-------- Supplied material

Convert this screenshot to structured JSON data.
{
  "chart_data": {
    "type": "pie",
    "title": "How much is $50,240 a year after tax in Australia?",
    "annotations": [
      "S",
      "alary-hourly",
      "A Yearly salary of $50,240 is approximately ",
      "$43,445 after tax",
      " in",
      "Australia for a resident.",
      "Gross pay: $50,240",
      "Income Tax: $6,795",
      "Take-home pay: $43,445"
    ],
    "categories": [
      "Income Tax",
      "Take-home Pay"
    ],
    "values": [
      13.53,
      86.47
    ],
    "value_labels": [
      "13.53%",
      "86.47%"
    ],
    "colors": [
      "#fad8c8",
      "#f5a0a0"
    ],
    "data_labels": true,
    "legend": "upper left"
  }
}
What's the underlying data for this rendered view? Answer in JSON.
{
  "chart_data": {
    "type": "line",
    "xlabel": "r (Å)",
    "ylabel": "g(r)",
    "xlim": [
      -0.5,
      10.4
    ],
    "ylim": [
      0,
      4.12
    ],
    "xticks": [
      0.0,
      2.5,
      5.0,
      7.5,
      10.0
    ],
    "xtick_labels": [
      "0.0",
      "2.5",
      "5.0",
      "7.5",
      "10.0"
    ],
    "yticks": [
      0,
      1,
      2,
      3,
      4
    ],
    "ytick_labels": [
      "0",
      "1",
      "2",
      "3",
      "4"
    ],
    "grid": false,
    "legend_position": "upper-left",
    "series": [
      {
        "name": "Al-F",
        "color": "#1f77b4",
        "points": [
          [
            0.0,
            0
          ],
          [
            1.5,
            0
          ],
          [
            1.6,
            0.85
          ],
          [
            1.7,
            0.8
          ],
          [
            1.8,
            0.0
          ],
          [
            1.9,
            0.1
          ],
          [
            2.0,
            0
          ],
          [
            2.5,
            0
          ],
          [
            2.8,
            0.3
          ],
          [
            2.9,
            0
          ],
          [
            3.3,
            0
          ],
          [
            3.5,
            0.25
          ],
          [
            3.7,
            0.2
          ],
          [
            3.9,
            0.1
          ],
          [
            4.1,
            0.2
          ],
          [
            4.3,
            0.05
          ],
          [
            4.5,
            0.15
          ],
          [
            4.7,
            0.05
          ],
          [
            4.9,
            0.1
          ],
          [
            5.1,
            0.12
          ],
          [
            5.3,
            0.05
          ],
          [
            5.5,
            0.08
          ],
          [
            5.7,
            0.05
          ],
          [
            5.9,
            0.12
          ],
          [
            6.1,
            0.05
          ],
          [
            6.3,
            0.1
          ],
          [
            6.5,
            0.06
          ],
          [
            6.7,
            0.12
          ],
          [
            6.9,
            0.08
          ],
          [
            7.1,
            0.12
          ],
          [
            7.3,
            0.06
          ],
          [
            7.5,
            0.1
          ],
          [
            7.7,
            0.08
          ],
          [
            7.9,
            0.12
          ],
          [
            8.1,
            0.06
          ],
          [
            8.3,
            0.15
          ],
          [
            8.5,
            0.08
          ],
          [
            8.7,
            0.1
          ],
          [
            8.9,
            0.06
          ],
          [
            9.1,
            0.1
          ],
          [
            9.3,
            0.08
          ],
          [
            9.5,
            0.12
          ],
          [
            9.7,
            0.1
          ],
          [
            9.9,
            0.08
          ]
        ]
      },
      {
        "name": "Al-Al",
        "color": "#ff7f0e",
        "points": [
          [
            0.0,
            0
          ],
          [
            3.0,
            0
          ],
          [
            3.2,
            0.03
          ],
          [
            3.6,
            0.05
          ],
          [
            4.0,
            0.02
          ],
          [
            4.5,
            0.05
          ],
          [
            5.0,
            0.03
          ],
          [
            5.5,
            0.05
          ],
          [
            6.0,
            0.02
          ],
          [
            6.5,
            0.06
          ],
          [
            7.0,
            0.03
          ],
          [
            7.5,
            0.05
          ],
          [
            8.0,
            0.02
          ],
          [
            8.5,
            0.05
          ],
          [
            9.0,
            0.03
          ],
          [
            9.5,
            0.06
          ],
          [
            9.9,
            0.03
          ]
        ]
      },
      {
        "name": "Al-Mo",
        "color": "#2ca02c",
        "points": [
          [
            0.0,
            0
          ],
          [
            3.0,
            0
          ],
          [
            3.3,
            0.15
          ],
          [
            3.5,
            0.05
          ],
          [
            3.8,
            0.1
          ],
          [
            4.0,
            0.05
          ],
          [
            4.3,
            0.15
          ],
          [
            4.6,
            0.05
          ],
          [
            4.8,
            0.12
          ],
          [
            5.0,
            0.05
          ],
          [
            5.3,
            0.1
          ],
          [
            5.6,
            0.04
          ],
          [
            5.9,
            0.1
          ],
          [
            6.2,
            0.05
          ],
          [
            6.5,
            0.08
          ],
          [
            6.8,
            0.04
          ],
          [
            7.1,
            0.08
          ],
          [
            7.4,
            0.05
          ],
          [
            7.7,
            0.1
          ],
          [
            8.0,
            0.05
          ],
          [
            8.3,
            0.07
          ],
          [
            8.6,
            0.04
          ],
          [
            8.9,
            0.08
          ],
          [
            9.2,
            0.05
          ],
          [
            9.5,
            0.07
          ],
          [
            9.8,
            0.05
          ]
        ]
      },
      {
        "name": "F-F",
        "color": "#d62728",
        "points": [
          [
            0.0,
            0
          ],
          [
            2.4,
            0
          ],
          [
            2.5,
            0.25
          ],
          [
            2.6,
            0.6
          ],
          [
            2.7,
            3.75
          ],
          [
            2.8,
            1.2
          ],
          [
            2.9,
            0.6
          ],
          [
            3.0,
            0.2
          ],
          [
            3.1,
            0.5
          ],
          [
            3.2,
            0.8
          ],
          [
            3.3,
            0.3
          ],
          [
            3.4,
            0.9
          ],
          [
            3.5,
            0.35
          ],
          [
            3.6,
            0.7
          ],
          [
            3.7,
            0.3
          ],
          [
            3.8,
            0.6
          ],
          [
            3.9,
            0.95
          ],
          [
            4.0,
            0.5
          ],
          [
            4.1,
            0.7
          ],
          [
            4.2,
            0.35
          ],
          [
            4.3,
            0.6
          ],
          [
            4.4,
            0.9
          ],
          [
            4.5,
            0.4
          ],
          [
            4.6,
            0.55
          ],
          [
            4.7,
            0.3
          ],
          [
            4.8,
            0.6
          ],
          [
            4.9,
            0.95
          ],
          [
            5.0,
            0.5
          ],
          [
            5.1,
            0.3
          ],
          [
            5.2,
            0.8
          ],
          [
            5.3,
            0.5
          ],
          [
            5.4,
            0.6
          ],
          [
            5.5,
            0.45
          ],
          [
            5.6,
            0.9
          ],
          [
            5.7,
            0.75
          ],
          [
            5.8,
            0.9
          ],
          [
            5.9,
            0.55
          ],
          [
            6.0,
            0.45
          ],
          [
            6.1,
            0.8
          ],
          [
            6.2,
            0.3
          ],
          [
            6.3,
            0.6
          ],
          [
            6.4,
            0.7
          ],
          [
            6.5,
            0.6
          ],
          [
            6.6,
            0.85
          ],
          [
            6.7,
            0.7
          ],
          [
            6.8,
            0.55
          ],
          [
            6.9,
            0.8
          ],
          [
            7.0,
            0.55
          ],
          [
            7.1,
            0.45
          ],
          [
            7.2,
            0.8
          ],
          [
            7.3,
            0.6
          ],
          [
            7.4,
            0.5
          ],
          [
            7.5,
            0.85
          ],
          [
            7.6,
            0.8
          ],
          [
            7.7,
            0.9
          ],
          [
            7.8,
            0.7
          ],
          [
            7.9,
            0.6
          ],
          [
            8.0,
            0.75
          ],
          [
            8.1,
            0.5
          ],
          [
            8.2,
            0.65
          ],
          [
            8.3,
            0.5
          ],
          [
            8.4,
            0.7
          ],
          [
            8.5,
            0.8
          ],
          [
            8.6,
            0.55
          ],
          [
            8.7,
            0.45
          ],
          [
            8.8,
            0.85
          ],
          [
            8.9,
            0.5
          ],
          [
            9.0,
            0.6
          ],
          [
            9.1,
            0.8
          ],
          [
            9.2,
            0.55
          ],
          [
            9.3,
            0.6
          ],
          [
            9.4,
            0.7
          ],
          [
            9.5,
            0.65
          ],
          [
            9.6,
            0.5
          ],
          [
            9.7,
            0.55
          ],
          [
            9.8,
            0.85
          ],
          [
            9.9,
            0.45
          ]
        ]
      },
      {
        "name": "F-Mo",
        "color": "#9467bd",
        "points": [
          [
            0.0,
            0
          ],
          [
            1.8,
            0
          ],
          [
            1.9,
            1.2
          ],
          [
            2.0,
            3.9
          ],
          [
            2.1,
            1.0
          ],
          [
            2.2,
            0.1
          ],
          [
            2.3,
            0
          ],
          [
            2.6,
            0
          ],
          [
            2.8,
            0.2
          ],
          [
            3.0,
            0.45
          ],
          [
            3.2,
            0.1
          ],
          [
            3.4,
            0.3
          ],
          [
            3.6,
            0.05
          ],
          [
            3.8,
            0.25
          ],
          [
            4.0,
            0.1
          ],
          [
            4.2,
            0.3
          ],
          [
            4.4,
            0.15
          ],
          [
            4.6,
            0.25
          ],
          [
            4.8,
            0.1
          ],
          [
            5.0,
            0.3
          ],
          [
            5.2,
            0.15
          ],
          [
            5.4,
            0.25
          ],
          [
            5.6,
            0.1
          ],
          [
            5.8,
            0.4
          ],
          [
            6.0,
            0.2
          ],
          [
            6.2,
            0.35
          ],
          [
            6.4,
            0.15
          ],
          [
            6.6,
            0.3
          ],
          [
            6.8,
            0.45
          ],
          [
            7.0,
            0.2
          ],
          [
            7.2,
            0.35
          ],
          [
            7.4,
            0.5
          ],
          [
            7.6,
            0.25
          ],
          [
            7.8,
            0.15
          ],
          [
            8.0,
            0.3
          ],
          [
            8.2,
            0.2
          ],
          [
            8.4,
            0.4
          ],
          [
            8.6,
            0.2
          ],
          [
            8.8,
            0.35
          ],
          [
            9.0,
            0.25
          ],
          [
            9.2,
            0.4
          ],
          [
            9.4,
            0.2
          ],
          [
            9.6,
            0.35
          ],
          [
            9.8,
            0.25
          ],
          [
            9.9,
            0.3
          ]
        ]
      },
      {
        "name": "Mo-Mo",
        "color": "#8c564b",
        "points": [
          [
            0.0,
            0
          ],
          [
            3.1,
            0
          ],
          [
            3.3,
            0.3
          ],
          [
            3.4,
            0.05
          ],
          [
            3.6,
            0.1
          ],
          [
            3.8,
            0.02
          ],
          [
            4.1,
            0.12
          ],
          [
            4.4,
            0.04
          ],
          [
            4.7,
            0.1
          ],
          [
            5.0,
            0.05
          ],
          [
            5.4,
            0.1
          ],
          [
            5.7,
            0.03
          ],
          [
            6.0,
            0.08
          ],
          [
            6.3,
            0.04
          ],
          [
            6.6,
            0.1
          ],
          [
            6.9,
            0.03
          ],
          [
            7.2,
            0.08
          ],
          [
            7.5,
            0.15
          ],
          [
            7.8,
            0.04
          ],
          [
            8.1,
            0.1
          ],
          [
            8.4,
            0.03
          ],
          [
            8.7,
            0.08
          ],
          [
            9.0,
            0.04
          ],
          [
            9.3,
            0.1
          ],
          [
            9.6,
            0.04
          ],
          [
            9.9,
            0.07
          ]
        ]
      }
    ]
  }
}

----------------

### [What is being asked]
In the records above, find each line that holds the word "upper"; copy all such lines.

### [Solution to this problem]
    "legend": "upper left"
    "legend_position": "upper-left",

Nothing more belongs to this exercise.